## Given data

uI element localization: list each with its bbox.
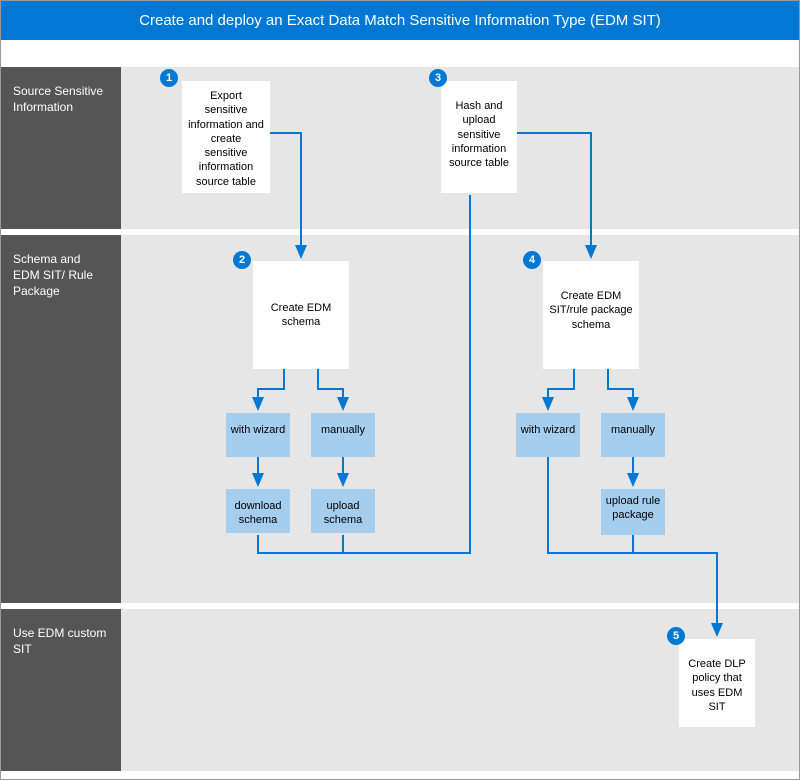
node-manually-a: manually [311,413,375,457]
node-create-dlp: 5 Create DLP policy that uses EDM SIT [679,639,755,727]
badge-5: 5 [667,627,685,645]
node-create-dlp-text: Create DLP policy that uses EDM SIT [688,658,745,713]
node-manually-b: manually [601,413,665,457]
badge-1: 1 [160,69,178,87]
lane-label-1: Source Sensitive Information [1,67,121,229]
node-create-rule-pkg: 4 Create EDM SIT/rule package schema [543,261,639,369]
node-with-wizard-a: with wizard [226,413,290,457]
badge-2: 2 [233,251,251,269]
node-hash-text: Hash and upload sensitive information so… [449,100,509,169]
badge-3: 3 [429,69,447,87]
node-export-text: Export sensitive information and create … [188,90,264,188]
diagram-title: Create and deploy an Exact Data Match Se… [1,1,799,40]
badge-4: 4 [523,251,541,269]
lane-label-2: Schema and EDM SIT/ Rule Package [1,235,121,603]
diagram-body: Source Sensitive Information Schema and … [1,43,799,779]
node-create-edm-schema: 2 Create EDM schema [253,261,349,369]
node-export-sensitive-info: 1 Export sensitive information and creat… [182,81,270,193]
node-with-wizard-b: with wizard [516,413,580,457]
lane-label-3: Use EDM custom SIT [1,609,121,771]
node-download-schema: download schema [226,489,290,533]
node-create-edm-schema-text: Create EDM schema [271,302,332,328]
node-hash-upload: 3 Hash and upload sensitive information … [441,81,517,193]
node-upload-rule-pkg: upload rule package [601,489,665,535]
node-create-rule-pkg-text: Create EDM SIT/rule package schema [549,290,632,331]
node-upload-schema: upload schema [311,489,375,533]
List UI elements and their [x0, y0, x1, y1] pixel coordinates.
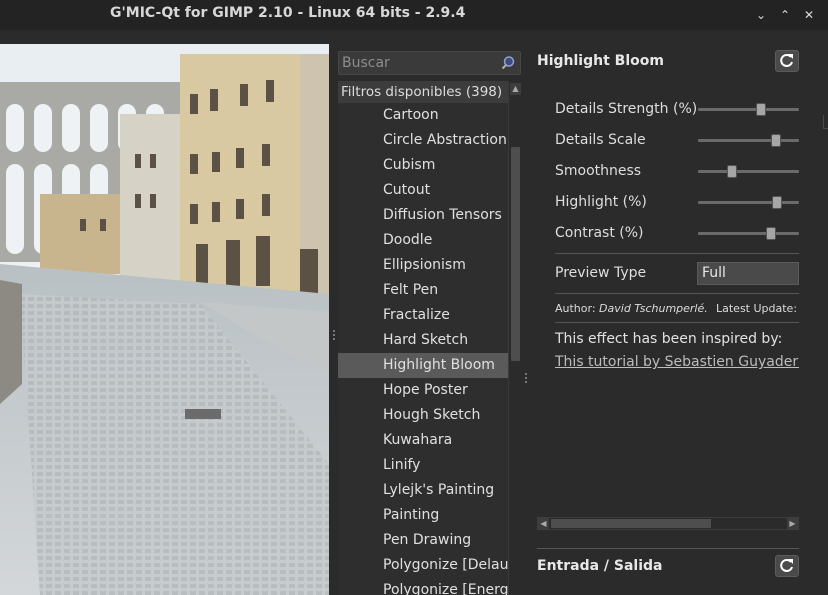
- author-name: David Tschumperlé.: [599, 302, 708, 315]
- maximize-icon[interactable]: ⌃: [776, 6, 794, 24]
- list-item[interactable]: Pen Drawing: [338, 528, 508, 553]
- contrast-slider[interactable]: [698, 227, 799, 240]
- horizontal-scrollbar[interactable]: ◀ ▶: [537, 517, 799, 530]
- preview-type-select[interactable]: Full: [697, 262, 799, 285]
- list-item[interactable]: Polygonize [Energy]: [338, 578, 508, 595]
- param-label: Smoothness: [555, 163, 642, 179]
- preview-type-value: Full: [702, 265, 726, 281]
- search-box[interactable]: Buscar: [338, 51, 521, 75]
- slider-handle[interactable]: [772, 196, 782, 209]
- search-input[interactable]: Buscar: [342, 55, 390, 71]
- refresh-icon: [780, 559, 793, 572]
- list-item[interactable]: Hope Poster: [338, 378, 508, 403]
- scroll-up-icon[interactable]: ▲: [510, 83, 521, 95]
- list-item[interactable]: Linify: [338, 453, 508, 478]
- scrollbar-thumb[interactable]: [551, 519, 711, 528]
- slider-handle[interactable]: [771, 134, 781, 147]
- details-strength-slider[interactable]: [698, 103, 799, 116]
- divider: [555, 322, 799, 323]
- list-item[interactable]: Cutout: [338, 178, 508, 203]
- smoothness-slider[interactable]: [698, 165, 799, 178]
- param-label: Details Strength (%): [555, 101, 698, 117]
- refresh-icon: [780, 54, 793, 67]
- reset-button[interactable]: [775, 50, 799, 72]
- list-item[interactable]: Ellipsionism: [338, 253, 508, 278]
- magnifier-icon[interactable]: [500, 55, 516, 71]
- list-item[interactable]: Lylejk's Painting: [338, 478, 508, 503]
- highlight-slider[interactable]: [698, 196, 799, 209]
- list-item-selected[interactable]: Highlight Bloom: [338, 353, 508, 378]
- author-prefix: Author:: [555, 302, 596, 315]
- list-item[interactable]: Doodle: [338, 228, 508, 253]
- io-section-title: Entrada / Salida: [537, 558, 663, 574]
- splitter-handle[interactable]: [333, 330, 336, 344]
- preview-photo: [0, 44, 329, 595]
- list-item[interactable]: Hard Sketch: [338, 328, 508, 353]
- author-info: Author: David Tschumperlé.: [555, 302, 708, 315]
- slider-handle[interactable]: [727, 165, 737, 178]
- slider-handle[interactable]: [756, 103, 766, 116]
- param-label: Details Scale: [555, 132, 646, 148]
- list-item[interactable]: Painting: [338, 503, 508, 528]
- scroll-right-icon[interactable]: ▶: [787, 518, 798, 529]
- preview-image[interactable]: [0, 44, 329, 595]
- preview-type-label: Preview Type: [555, 265, 647, 281]
- list-item[interactable]: Hough Sketch: [338, 403, 508, 428]
- list-item[interactable]: Kuwahara: [338, 428, 508, 453]
- slider-handle[interactable]: [766, 227, 776, 240]
- list-item[interactable]: Felt Pen: [338, 278, 508, 303]
- list-item[interactable]: Cartoon: [338, 103, 508, 128]
- scrollbar-thumb[interactable]: [511, 147, 520, 361]
- divider: [555, 293, 799, 294]
- list-item[interactable]: Diffusion Tensors: [338, 203, 508, 228]
- splitter-handle[interactable]: [525, 373, 528, 387]
- filter-list-header[interactable]: Filtros disponibles (398): [338, 81, 508, 103]
- close-icon[interactable]: ✕: [800, 6, 818, 24]
- list-item[interactable]: Fractalize: [338, 303, 508, 328]
- filter-list[interactable]: Filtros disponibles (398) Cartoon Circle…: [338, 81, 508, 595]
- description-text: This effect has been inspired by:: [555, 331, 783, 347]
- scroll-left-icon[interactable]: ◀: [538, 518, 549, 529]
- param-label: Highlight (%): [555, 194, 647, 210]
- list-item[interactable]: Circle Abstraction: [338, 128, 508, 153]
- list-item[interactable]: Cubism: [338, 153, 508, 178]
- io-reset-button[interactable]: [775, 555, 799, 577]
- minimize-icon[interactable]: ⌄: [752, 6, 770, 24]
- panel-edge: [823, 115, 828, 129]
- divider: [555, 253, 799, 254]
- title-bar: G'MIC-Qt for GIMP 2.10 - Linux 64 bits -…: [0, 0, 828, 30]
- splitter-handle[interactable]: [661, 546, 677, 549]
- window-title: G'MIC-Qt for GIMP 2.10 - Linux 64 bits -…: [110, 5, 466, 21]
- filter-name: Highlight Bloom: [537, 53, 664, 69]
- details-scale-slider[interactable]: [698, 134, 799, 147]
- latest-update: Latest Update:: [716, 302, 798, 315]
- param-label: Contrast (%): [555, 225, 644, 241]
- filter-list-scrollbar[interactable]: ▲: [508, 81, 521, 595]
- list-item[interactable]: Polygonize [Delaunay]: [338, 553, 508, 578]
- tutorial-link[interactable]: This tutorial by Sebastien Guyader and P…: [555, 354, 799, 370]
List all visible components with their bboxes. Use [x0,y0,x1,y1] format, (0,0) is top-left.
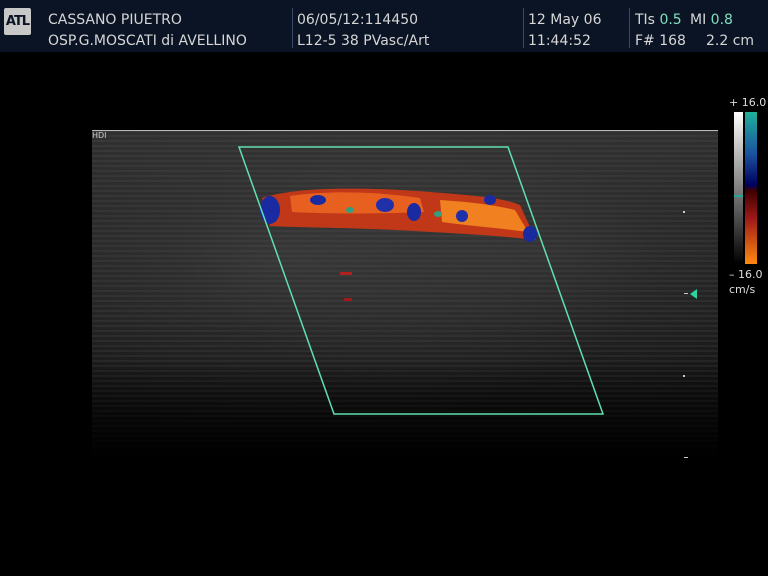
scale-min-label: – 16.0 [729,268,763,281]
scale-unit-label: cm/s [729,283,756,296]
depth-marker [683,375,685,377]
depth-marker [683,211,685,213]
color-map-bar [745,112,757,264]
flow-signal [260,188,537,301]
color-roi-box[interactable] [237,146,605,415]
depth-marker [684,457,688,458]
baseline-marker [734,195,743,197]
depth-marker [684,293,688,294]
grayscale-bar [734,112,743,264]
doppler-overlay [237,146,605,415]
focus-marker-icon[interactable] [690,289,697,299]
scale-max-label: + 16.0 [729,96,767,109]
color-velocity-bar [734,112,760,264]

## Instruction
Transcribe every line of the records above verbatim, omitting the pictures.

## Correct answer
uI element localization: list each with its bbox.
node-manually-a: manually [311,413,375,457]
node-create-dlp: 5 Create DLP policy that uses EDM SIT [679,639,755,727]
badge-5: 5 [667,627,685,645]
node-create-dlp-text: Create DLP policy that uses EDM SIT [688,658,745,713]
node-manually-b: manually [601,413,665,457]
badge-1: 1 [160,69,178,87]
lane-label-1: Source Sensitive Information [1,67,121,229]
node-create-rule-pkg: 4 Create EDM SIT/rule package schema [543,261,639,369]
node-with-wizard-a: with wizard [226,413,290,457]
badge-2: 2 [233,251,251,269]
node-hash-text: Hash and upload sensitive information so… [449,100,509,169]
badge-3: 3 [429,69,447,87]
node-export-text: Export sensitive information and create … [188,90,264,188]
diagram-title: Create and deploy an Exact Data Match Se… [1,1,799,40]
badge-4: 4 [523,251,541,269]
lane-label-2: Schema and EDM SIT/ Rule Package [1,235,121,603]
diagram-body: Source Sensitive Information Schema and … [1,43,799,779]
node-create-edm-schema: 2 Create EDM schema [253,261,349,369]
node-export-sensitive-info: 1 Export sensitive information and creat… [182,81,270,193]
node-with-wizard-b: with wizard [516,413,580,457]
lane-label-3: Use EDM custom SIT [1,609,121,771]
node-download-schema: download schema [226,489,290,533]
node-create-edm-schema-text: Create EDM schema [271,302,332,328]
node-hash-upload: 3 Hash and upload sensitive information … [441,81,517,193]
node-upload-rule-pkg: upload rule package [601,489,665,535]
node-create-rule-pkg-text: Create EDM SIT/rule package schema [549,290,632,331]
node-upload-schema: upload schema [311,489,375,533]
List UI elements and their [x0, y0, x1, y1] pixel coordinates.
- author-name: David Tschumperlé.: [599, 302, 708, 315]
- maximize-icon[interactable]: ⌃: [776, 6, 794, 24]
- list-item[interactable]: Pen Drawing: [338, 528, 508, 553]
- contrast-slider[interactable]: [698, 227, 799, 240]
- horizontal-scrollbar[interactable]: ◀ ▶: [537, 517, 799, 530]
- preview-type-select[interactable]: Full: [697, 262, 799, 285]
- list-item[interactable]: Polygonize [Energy]: [338, 578, 508, 595]
- param-label: Smoothness: [555, 163, 642, 179]
- preview-type-value: Full: [702, 265, 726, 281]
- search-box[interactable]: Buscar: [338, 51, 521, 75]
- slider-handle[interactable]: [772, 196, 782, 209]
- search-input[interactable]: Buscar: [342, 55, 390, 71]
- refresh-icon: [780, 559, 793, 572]
- list-item[interactable]: Hope Poster: [338, 378, 508, 403]
- scroll-up-icon[interactable]: ▲: [510, 83, 521, 95]
- list-item[interactable]: Linify: [338, 453, 508, 478]
- scrollbar-thumb[interactable]: [551, 519, 711, 528]
- slider-handle[interactable]: [771, 134, 781, 147]
- details-strength-slider[interactable]: [698, 103, 799, 116]
- divider: [555, 322, 799, 323]
- list-item[interactable]: Cutout: [338, 178, 508, 203]
- smoothness-slider[interactable]: [698, 165, 799, 178]
- param-label: Details Strength (%): [555, 101, 698, 117]
- refresh-icon: [780, 54, 793, 67]
- reset-button[interactable]: [775, 50, 799, 72]
- list-item[interactable]: Ellipsionism: [338, 253, 508, 278]
- magnifier-icon[interactable]: [500, 55, 516, 71]
- list-item[interactable]: Lylejk's Painting: [338, 478, 508, 503]
- highlight-slider[interactable]: [698, 196, 799, 209]
- list-item-selected[interactable]: Highlight Bloom: [338, 353, 508, 378]
- author-prefix: Author:: [555, 302, 596, 315]
- list-item[interactable]: Doodle: [338, 228, 508, 253]
- io-section-title: Entrada / Salida: [537, 558, 663, 574]
- splitter-handle[interactable]: [333, 330, 336, 344]
- preview-photo: [0, 44, 329, 595]
- list-item[interactable]: Hard Sketch: [338, 328, 508, 353]
- author-info: Author: David Tschumperlé.: [555, 302, 708, 315]
- slider-handle[interactable]: [727, 165, 737, 178]
- slider-handle[interactable]: [756, 103, 766, 116]
- param-label: Details Scale: [555, 132, 646, 148]
- list-item[interactable]: Painting: [338, 503, 508, 528]
- scroll-right-icon[interactable]: ▶: [787, 518, 798, 529]
- preview-image[interactable]: [0, 44, 329, 595]
- preview-type-label: Preview Type: [555, 265, 647, 281]
- list-item[interactable]: Hough Sketch: [338, 403, 508, 428]
- list-item[interactable]: Kuwahara: [338, 428, 508, 453]
- slider-handle[interactable]: [766, 227, 776, 240]
- list-item[interactable]: Felt Pen: [338, 278, 508, 303]
- list-item[interactable]: Cartoon: [338, 103, 508, 128]
- scrollbar-thumb[interactable]: [511, 147, 520, 361]
- divider: [555, 293, 799, 294]
- list-item[interactable]: Diffusion Tensors: [338, 203, 508, 228]
- splitter-handle[interactable]: [525, 373, 528, 387]
- filter-list-header[interactable]: Filtros disponibles (398): [338, 81, 508, 103]
- close-icon[interactable]: ✕: [800, 6, 818, 24]
- list-item[interactable]: Fractalize: [338, 303, 508, 328]
- filter-list[interactable]: Filtros disponibles (398) Cartoon Circle…: [338, 81, 508, 595]
- description-text: This effect has been inspired by:: [555, 331, 783, 347]
- scroll-left-icon[interactable]: ◀: [538, 518, 549, 529]
- param-label: Highlight (%): [555, 194, 647, 210]
- list-item[interactable]: Circle Abstraction: [338, 128, 508, 153]
- list-item[interactable]: Cubism: [338, 153, 508, 178]
- io-reset-button[interactable]: [775, 555, 799, 577]
- minimize-icon[interactable]: ⌄: [752, 6, 770, 24]
- panel-edge: [823, 115, 828, 129]
- divider: [555, 253, 799, 254]
- title-bar: G'MIC-Qt for GIMP 2.10 - Linux 64 bits -…: [0, 0, 828, 30]
- splitter-handle[interactable]: [661, 546, 677, 549]
- window-title: G'MIC-Qt for GIMP 2.10 - Linux 64 bits -…: [110, 5, 466, 21]
- filter-name: Highlight Bloom: [537, 53, 664, 69]
- details-scale-slider[interactable]: [698, 134, 799, 147]
- latest-update: Latest Update:: [716, 302, 798, 315]
- param-label: Contrast (%): [555, 225, 644, 241]
- filter-list-scrollbar[interactable]: ▲: [508, 81, 521, 595]
- list-item[interactable]: Polygonize [Delaunay]: [338, 553, 508, 578]
- tutorial-link[interactable]: This tutorial by Sebastien Guyader and P…: [555, 354, 799, 370]
List all visible components with their bboxes. Use [x0,y0,x1,y1] format, (0,0) is top-left.
scale-min-label: – 16.0 [729,268,763,281]
scale-unit-label: cm/s [729,283,756,296]
depth-marker [683,375,685,377]
depth-marker [683,211,685,213]
color-map-bar [745,112,757,264]
flow-signal [260,188,537,301]
color-roi-box[interactable] [237,146,605,415]
depth-marker [684,457,688,458]
baseline-marker [734,195,743,197]
depth-marker [684,293,688,294]
grayscale-bar [734,112,743,264]
doppler-overlay [237,146,605,415]
focus-marker-icon[interactable] [690,289,697,299]
scale-max-label: + 16.0 [729,96,767,109]
color-velocity-bar [734,112,760,264]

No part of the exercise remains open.